* Begin *
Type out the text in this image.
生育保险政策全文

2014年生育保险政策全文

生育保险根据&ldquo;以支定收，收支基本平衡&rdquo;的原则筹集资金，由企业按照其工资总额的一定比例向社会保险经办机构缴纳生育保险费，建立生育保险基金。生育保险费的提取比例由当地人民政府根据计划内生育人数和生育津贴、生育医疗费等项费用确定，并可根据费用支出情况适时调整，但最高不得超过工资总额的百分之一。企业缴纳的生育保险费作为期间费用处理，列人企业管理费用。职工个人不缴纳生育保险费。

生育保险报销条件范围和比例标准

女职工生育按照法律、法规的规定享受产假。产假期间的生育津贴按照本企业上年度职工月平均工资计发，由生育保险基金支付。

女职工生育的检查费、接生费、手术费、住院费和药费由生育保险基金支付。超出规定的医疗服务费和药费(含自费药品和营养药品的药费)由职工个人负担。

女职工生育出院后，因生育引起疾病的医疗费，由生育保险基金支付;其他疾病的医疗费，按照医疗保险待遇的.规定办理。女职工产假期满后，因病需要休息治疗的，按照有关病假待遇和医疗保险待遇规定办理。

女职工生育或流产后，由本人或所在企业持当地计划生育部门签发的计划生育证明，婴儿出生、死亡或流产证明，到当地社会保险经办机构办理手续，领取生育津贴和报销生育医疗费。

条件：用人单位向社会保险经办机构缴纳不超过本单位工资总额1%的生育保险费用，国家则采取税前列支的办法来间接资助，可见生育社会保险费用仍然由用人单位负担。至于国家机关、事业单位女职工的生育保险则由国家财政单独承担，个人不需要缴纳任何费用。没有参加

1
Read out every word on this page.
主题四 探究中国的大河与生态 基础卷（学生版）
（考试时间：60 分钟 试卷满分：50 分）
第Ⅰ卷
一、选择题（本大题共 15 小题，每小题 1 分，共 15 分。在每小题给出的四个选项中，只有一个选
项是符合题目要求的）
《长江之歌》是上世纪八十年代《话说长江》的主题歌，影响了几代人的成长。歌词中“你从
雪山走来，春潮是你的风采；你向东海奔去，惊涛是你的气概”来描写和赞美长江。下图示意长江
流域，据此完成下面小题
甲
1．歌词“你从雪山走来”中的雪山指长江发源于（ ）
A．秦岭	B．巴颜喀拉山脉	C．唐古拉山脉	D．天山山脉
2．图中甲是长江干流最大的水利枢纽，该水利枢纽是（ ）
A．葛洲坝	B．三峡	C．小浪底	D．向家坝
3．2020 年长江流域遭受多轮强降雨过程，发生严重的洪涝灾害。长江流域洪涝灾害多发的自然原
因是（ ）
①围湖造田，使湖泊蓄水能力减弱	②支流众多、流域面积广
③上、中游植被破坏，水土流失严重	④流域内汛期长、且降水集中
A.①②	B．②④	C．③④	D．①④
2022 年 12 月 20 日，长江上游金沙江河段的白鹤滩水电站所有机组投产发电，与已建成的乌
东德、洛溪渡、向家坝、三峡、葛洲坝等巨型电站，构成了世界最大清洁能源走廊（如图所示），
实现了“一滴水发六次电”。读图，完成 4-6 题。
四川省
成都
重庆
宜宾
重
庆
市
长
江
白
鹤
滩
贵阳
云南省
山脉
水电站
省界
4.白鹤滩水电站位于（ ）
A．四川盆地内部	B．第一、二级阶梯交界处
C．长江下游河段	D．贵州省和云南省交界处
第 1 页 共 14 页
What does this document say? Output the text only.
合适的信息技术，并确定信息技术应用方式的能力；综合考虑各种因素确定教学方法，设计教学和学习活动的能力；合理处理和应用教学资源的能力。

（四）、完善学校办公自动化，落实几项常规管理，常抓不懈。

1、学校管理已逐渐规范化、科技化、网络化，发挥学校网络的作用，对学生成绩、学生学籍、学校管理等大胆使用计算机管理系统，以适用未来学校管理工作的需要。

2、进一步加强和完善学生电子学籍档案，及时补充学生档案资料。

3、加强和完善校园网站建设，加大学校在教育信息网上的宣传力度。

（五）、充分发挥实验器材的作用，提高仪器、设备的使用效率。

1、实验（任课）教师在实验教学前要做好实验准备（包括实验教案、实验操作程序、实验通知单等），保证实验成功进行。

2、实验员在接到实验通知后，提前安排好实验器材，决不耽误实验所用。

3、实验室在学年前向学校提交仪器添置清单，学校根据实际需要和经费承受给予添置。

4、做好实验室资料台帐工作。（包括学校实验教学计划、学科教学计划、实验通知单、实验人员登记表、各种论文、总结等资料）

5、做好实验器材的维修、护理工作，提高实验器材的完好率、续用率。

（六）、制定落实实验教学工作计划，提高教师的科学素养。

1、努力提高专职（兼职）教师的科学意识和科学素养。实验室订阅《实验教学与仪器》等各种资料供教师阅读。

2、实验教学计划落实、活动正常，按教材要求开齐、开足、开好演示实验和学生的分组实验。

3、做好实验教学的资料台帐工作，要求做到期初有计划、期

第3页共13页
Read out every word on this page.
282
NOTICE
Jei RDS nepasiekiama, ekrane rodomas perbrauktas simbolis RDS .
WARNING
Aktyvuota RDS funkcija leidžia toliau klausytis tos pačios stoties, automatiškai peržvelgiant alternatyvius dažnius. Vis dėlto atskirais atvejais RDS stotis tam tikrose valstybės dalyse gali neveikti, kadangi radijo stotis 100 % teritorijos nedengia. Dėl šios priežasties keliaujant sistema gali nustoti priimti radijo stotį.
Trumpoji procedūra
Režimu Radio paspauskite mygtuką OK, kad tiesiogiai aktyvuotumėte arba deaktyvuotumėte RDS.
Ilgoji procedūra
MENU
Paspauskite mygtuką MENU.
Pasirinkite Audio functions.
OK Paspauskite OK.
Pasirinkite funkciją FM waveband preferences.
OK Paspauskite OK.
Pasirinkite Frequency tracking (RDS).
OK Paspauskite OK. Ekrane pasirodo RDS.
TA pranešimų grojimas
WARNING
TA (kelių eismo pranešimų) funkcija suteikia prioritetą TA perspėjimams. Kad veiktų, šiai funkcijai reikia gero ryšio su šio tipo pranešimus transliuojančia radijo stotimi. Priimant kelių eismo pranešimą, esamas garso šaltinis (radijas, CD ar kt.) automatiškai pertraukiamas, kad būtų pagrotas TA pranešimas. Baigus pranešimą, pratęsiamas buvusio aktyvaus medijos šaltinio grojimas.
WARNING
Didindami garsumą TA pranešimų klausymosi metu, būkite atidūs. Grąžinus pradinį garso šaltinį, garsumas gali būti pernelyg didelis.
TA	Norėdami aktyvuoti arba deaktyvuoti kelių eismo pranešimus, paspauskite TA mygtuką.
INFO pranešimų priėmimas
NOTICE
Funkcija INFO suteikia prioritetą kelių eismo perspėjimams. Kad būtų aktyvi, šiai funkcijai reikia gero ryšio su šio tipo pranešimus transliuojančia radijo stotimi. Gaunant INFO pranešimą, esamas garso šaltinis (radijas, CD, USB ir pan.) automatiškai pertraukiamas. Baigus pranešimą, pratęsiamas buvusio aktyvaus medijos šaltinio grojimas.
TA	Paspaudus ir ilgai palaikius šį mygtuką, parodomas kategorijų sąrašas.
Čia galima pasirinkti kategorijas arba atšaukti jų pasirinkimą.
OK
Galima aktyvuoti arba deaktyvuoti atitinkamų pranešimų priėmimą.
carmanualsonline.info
* End *
◆ WHAT IS BEING ASKED
Using the listing above, say how many of its lines contain the string "aktyvuoti", giving nothing but the figure.

◆ RESPONSE TO THE TASK
2